Text excerpt:
■ ■ ■ ■ ■ ■ ■

The Battle of Dürnkrut

  By Raider, 1 January 2007; Revised 1 January 2007
  Category: Hungarian History
Contents »
Background

Military Force and Internal Situation of Hungary

In the 13th century, the power of the lords continuously grew, thanks to the plentiful royal land donations. Béla IV tried to restore the old days, but he failed and, after the Mongol invasion, the donations continued to the "faithful barons”. Though these barons were faithful, indeed (due to the shocking Mongol invasion), their sons chose a different way. During the rule of the child king, Ladislaus IV (the Cuman), the barons became so powerful that one of them even murdered a member of the royal family (Béla the Duke of Macsó and Bosnia) in public and remained unpunished. As Ladislaus reached the age of majority he made an attempt to beat them. Instead of restoring the old land-structure of the kingdom, he chose an eastern autocratic way of governing with the help of the Cumans. (His mother was a Cuman princess.)   He spent practically all of his life in internal warfare.

The disintegration of the royal estate and power structure changed the old military system of the country. The rising class of the royal servants (servientes regis), or in their new name, nobles, (originally nobilis was an exclusively aristocratic title), had the right to serve directly under the royal banner instead of the counties’. Many of them became the familiaris of some lord. Familiarity is often called the Hungarian form of vassality, but, in truth, the Hungarian familiares were very different from the western type vassals in some aspects. At the time of the battle of Dürnkrut, the king was still able to raise an army from the remnants of the county system and from the Cumans, but he needed some of the barons and their private armies to have a capable army.

■ ■ ■ ■ ■ ■ ■

Provided material:
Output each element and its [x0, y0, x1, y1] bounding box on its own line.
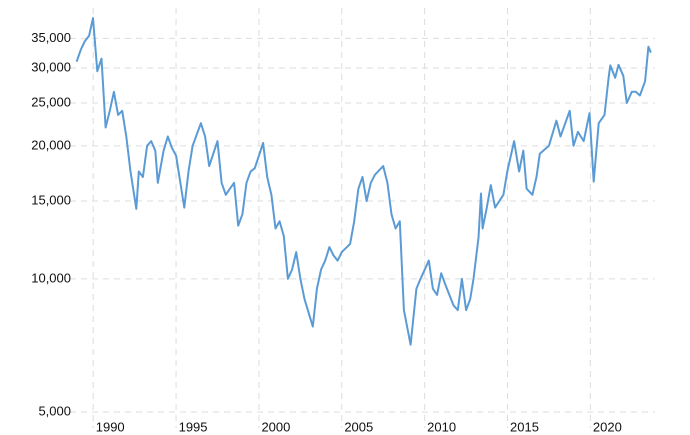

■ ■ ■ ■ ■ ■ ■

Required work:
- 1) Do these statements agree with the article on the Battle of Dürnkrut above? Answer yes or no for each, quoting the words of the article that decide it.
(a) Ladislaus IV's mother was a Cuman princess.
(b) The baron who murdered Béla, the Duke of Macsó and Bosnia, was punished for it.
(c) The title nobilis was originally open to all royal servants.
- 2) Reproduce the stretch of the article on the Battle of Dürnkrut from "The disintegration of" through "a capable army.", word for word.

Answers in order:
- 1)
(a) Yes: "His mother was a Cuman princess."
(b) No: "in public and remained unpunished"
(c) No: "originally nobilis was an exclusively aristocratic title"

- 2)
The disintegration of the royal estate and power structure changed the old military system of the country. The rising class of the royal servants (servientes regis), or in their new name, nobles, (originally nobilis was an exclusively aristocratic title), had the right to serve directly under the royal banner instead of the counties’. Many of them became the familiaris of some lord. Familiarity is often called the Hungarian form of vassality, but, in truth, the Hungarian familiares were very different from the western type vassals in some aspects. At the time of the battle of Dürnkrut, the king was still able to raise an army from the remnants of the county system and from the Cumans, but he needed some of the barons and their private armies to have a capable army.